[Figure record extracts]
○ ○ ○ ○ ○

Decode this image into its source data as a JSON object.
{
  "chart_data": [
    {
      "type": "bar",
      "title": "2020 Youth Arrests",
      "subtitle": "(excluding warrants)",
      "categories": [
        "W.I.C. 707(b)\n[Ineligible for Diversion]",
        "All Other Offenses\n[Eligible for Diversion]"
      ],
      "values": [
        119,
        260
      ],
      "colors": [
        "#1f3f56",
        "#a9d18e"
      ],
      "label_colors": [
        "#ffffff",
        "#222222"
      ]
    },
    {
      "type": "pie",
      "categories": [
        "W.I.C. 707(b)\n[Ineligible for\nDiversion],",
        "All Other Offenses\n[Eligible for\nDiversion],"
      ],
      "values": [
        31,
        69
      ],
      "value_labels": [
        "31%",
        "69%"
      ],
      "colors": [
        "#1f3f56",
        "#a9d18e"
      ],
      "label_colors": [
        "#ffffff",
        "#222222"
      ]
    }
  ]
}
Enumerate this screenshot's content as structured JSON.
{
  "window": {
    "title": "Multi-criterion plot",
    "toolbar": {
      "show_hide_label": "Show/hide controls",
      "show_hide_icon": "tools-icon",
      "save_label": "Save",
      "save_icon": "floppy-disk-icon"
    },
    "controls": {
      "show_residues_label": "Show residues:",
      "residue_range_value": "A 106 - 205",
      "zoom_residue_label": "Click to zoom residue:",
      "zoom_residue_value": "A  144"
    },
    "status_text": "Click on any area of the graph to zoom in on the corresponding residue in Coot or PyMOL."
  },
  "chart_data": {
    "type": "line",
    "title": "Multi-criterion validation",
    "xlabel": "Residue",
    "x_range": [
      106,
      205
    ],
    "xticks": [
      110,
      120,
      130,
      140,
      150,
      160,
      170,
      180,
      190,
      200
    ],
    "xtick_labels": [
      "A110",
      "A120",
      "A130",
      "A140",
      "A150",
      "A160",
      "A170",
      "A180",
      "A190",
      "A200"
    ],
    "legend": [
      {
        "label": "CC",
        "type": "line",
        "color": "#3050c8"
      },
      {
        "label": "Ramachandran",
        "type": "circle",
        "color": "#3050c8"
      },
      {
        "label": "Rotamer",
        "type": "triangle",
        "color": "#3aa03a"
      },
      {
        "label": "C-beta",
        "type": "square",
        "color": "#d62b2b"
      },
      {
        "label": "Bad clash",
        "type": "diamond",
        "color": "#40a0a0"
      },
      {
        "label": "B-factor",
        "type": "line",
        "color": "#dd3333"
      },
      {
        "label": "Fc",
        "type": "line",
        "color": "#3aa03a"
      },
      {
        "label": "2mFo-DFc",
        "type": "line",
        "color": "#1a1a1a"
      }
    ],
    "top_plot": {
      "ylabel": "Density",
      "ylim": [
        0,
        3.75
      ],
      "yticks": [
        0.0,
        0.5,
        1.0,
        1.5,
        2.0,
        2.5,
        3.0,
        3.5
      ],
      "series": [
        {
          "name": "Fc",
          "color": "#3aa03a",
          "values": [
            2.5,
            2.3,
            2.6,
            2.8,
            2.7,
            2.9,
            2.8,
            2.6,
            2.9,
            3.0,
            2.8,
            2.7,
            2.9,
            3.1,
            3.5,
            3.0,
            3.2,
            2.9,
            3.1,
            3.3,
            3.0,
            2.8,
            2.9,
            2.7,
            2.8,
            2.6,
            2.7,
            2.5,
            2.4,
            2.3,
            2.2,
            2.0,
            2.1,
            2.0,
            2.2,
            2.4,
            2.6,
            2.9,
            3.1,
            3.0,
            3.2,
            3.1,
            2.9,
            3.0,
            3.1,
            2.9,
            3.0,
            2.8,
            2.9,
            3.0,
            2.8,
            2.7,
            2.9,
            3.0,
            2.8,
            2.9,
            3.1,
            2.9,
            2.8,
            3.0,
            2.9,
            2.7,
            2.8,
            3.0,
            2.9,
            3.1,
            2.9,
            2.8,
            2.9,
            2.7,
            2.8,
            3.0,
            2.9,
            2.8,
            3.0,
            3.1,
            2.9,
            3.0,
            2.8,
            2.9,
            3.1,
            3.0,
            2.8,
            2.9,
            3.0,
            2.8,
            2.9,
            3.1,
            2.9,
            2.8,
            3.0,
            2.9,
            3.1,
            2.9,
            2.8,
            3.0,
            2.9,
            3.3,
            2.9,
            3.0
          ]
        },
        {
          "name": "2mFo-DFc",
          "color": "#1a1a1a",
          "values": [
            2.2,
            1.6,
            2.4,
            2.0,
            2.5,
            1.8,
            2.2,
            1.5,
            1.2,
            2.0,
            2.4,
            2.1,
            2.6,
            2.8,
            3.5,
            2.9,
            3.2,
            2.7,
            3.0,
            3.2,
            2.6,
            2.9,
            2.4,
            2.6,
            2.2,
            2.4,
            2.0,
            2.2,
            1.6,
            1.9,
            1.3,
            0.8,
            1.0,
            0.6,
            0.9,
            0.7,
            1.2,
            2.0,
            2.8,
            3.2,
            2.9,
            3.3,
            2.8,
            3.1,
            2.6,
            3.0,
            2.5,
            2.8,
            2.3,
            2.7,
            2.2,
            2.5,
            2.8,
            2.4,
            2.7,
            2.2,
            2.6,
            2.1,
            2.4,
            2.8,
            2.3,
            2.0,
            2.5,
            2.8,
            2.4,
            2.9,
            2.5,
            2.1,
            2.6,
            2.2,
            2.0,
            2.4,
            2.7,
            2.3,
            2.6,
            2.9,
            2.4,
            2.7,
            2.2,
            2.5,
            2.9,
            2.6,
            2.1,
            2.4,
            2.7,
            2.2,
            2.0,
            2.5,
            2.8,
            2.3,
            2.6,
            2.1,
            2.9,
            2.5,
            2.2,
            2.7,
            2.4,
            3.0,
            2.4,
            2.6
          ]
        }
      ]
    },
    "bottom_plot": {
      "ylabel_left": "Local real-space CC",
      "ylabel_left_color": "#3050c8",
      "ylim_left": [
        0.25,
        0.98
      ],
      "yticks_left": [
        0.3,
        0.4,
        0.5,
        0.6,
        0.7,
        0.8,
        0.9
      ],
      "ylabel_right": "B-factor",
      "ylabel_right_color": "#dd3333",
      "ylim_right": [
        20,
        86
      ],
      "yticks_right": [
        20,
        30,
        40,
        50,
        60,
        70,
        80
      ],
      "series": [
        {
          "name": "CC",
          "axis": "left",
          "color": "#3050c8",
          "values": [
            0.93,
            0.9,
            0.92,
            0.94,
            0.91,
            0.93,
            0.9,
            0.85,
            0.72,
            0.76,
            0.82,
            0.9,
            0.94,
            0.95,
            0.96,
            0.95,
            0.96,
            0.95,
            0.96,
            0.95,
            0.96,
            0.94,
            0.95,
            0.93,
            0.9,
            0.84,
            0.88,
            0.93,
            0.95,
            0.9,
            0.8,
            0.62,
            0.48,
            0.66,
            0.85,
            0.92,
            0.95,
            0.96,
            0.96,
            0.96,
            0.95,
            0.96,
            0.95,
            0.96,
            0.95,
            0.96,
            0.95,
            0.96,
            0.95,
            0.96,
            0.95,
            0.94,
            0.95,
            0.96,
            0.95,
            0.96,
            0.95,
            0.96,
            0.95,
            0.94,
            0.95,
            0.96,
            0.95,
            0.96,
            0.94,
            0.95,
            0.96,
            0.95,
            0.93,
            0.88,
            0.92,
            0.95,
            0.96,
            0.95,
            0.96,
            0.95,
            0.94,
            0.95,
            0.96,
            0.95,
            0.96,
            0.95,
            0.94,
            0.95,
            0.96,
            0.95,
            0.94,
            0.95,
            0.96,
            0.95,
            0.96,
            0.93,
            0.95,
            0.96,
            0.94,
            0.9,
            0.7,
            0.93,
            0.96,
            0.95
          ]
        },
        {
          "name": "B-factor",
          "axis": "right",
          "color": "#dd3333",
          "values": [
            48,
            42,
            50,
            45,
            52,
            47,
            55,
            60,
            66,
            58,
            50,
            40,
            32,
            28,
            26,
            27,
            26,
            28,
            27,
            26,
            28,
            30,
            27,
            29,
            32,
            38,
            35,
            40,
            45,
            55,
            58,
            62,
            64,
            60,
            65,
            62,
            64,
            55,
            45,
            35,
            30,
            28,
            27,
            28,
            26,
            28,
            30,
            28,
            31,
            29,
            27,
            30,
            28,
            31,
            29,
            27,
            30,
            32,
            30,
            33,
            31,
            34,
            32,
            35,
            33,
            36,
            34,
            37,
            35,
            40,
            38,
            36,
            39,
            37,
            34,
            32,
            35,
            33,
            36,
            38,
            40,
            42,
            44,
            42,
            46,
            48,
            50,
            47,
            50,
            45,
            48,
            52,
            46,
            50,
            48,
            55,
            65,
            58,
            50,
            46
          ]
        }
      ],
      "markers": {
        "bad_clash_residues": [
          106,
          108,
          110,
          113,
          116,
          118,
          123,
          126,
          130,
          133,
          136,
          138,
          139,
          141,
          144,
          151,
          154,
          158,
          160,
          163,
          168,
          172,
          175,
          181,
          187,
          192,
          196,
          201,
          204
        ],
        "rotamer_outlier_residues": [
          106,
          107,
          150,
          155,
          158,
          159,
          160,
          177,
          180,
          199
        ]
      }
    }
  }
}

○ ○ ○ ○ ○

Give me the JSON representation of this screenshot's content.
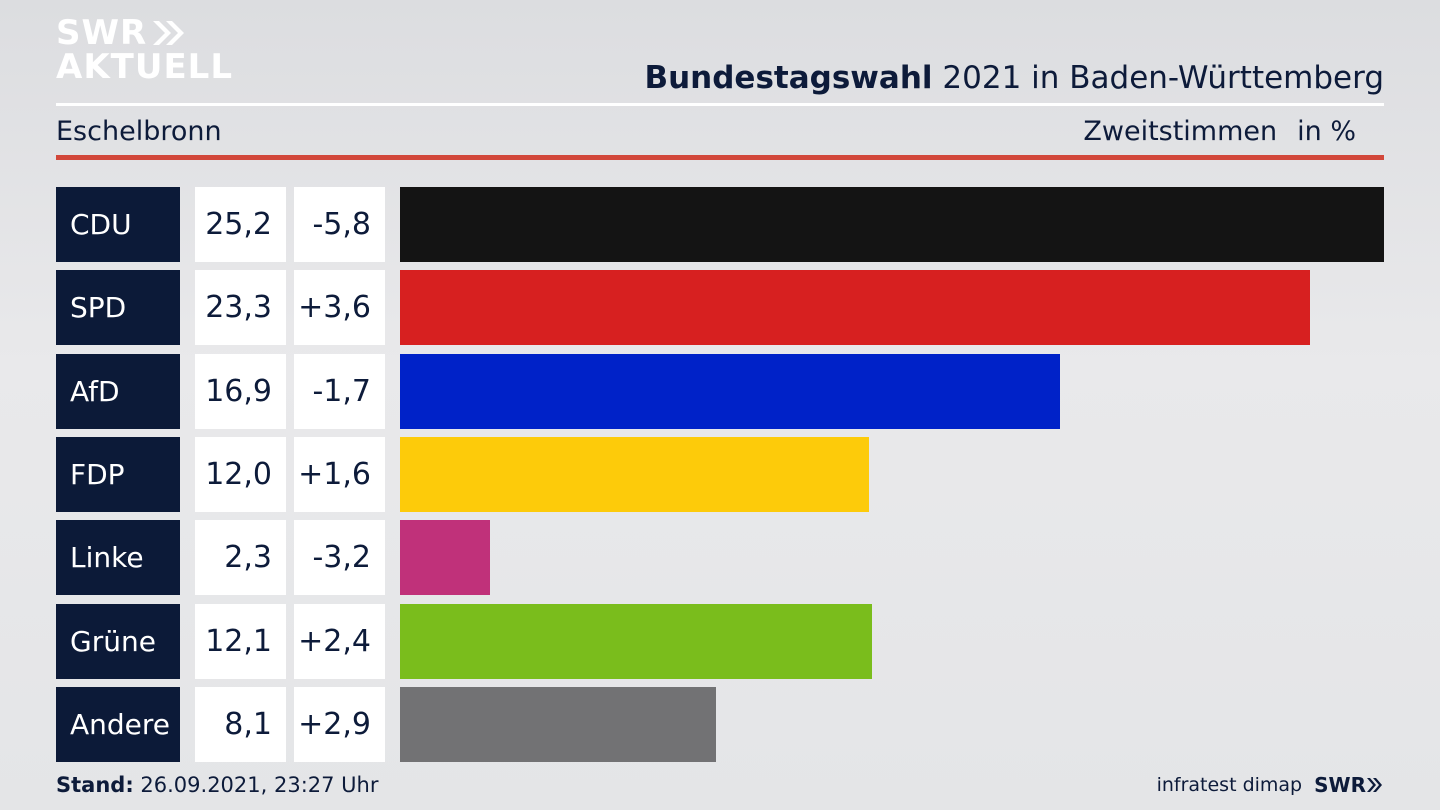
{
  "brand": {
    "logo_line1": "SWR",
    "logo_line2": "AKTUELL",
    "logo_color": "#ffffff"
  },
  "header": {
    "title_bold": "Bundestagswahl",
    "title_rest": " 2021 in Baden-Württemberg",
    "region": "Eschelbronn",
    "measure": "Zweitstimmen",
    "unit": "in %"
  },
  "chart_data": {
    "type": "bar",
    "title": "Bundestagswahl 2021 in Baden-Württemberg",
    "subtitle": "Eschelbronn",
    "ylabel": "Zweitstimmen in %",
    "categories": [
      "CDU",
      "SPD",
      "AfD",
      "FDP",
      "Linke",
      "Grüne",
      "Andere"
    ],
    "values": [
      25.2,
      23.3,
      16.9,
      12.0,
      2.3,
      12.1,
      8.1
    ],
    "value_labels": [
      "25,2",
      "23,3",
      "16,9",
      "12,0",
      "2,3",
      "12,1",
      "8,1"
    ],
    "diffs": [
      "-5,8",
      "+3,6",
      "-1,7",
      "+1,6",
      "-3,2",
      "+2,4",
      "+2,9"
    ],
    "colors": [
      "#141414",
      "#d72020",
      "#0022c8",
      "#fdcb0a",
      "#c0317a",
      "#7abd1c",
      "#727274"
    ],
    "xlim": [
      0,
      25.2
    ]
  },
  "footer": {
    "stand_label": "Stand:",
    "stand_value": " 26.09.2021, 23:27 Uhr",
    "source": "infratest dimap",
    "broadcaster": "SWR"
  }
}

○ ○ ○ ○ ○

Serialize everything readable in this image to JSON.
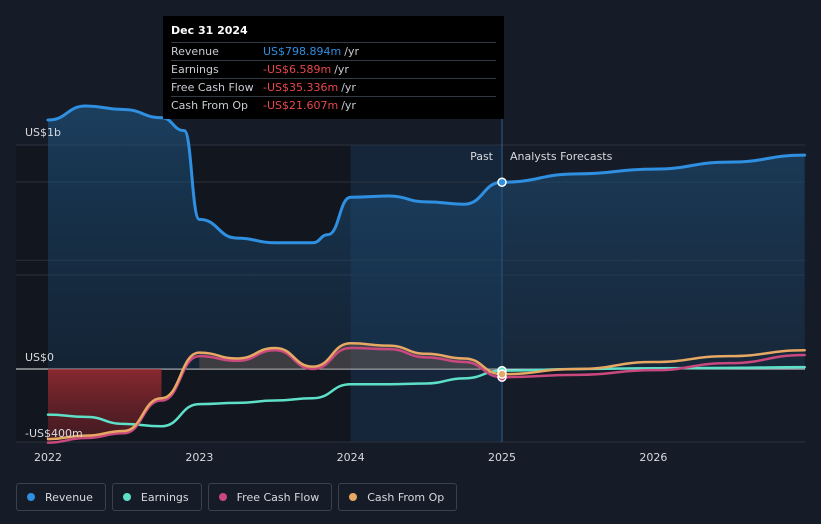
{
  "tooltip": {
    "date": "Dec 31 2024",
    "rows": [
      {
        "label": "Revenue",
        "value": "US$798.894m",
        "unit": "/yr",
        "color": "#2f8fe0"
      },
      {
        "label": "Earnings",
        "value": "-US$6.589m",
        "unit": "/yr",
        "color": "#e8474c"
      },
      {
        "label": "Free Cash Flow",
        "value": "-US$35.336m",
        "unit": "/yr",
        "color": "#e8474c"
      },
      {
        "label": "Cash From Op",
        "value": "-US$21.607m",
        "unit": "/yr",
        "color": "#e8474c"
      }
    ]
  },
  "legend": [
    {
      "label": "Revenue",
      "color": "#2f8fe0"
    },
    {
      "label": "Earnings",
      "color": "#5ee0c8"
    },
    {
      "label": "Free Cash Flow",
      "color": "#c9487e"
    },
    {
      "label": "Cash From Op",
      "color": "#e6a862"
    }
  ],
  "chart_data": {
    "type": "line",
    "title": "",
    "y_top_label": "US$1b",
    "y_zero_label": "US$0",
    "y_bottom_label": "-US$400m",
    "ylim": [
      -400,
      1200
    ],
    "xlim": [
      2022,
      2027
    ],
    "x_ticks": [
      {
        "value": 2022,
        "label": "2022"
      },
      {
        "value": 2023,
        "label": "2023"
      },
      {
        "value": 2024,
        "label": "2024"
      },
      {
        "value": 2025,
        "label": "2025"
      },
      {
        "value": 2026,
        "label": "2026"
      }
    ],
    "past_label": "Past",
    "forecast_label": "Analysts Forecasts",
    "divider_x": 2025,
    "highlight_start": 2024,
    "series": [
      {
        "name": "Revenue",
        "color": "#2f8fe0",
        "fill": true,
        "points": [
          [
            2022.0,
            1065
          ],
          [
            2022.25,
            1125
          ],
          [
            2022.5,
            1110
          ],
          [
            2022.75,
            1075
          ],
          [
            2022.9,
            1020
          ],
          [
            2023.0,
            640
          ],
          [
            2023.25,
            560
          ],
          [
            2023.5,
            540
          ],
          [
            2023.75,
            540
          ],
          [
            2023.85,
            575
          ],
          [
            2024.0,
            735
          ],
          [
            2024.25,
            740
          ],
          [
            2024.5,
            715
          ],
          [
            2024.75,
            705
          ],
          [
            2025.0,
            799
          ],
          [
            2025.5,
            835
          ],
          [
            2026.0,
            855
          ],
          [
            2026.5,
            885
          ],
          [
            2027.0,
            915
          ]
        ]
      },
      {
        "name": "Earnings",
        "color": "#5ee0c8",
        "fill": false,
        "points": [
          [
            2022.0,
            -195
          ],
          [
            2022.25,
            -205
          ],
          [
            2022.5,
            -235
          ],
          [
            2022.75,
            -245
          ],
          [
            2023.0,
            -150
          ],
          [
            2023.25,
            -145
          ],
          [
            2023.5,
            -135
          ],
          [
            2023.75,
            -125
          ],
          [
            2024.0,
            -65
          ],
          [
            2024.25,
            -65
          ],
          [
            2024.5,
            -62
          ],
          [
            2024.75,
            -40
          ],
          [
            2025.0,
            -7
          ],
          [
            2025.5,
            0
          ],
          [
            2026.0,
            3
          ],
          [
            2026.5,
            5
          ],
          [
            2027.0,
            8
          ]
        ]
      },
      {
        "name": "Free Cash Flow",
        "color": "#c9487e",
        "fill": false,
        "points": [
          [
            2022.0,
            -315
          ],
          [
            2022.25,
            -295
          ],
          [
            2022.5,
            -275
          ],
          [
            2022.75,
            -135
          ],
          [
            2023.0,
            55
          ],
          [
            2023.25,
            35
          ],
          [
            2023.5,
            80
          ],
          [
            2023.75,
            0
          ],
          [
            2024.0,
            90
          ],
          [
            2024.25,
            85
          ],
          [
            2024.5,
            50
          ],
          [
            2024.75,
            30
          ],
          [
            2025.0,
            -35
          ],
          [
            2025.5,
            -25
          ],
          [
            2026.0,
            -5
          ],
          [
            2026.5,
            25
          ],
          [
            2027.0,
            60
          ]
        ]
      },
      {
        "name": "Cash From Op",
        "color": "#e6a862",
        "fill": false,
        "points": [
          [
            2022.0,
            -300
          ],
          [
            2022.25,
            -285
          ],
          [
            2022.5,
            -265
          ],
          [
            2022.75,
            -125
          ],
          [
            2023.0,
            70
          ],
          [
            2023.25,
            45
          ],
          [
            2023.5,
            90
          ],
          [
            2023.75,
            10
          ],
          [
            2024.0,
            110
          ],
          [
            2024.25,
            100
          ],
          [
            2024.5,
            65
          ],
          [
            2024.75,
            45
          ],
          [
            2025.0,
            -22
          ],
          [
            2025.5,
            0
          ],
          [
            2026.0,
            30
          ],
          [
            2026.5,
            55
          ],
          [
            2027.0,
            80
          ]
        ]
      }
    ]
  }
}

○ ○ ○ ○ ○

From the listing above, collect each line in which the string "Multi" appears.

■ PROBLEM SOLUTION ■
    "title": "Multi-criterion plot",
    "title": "Multi-criterion validation",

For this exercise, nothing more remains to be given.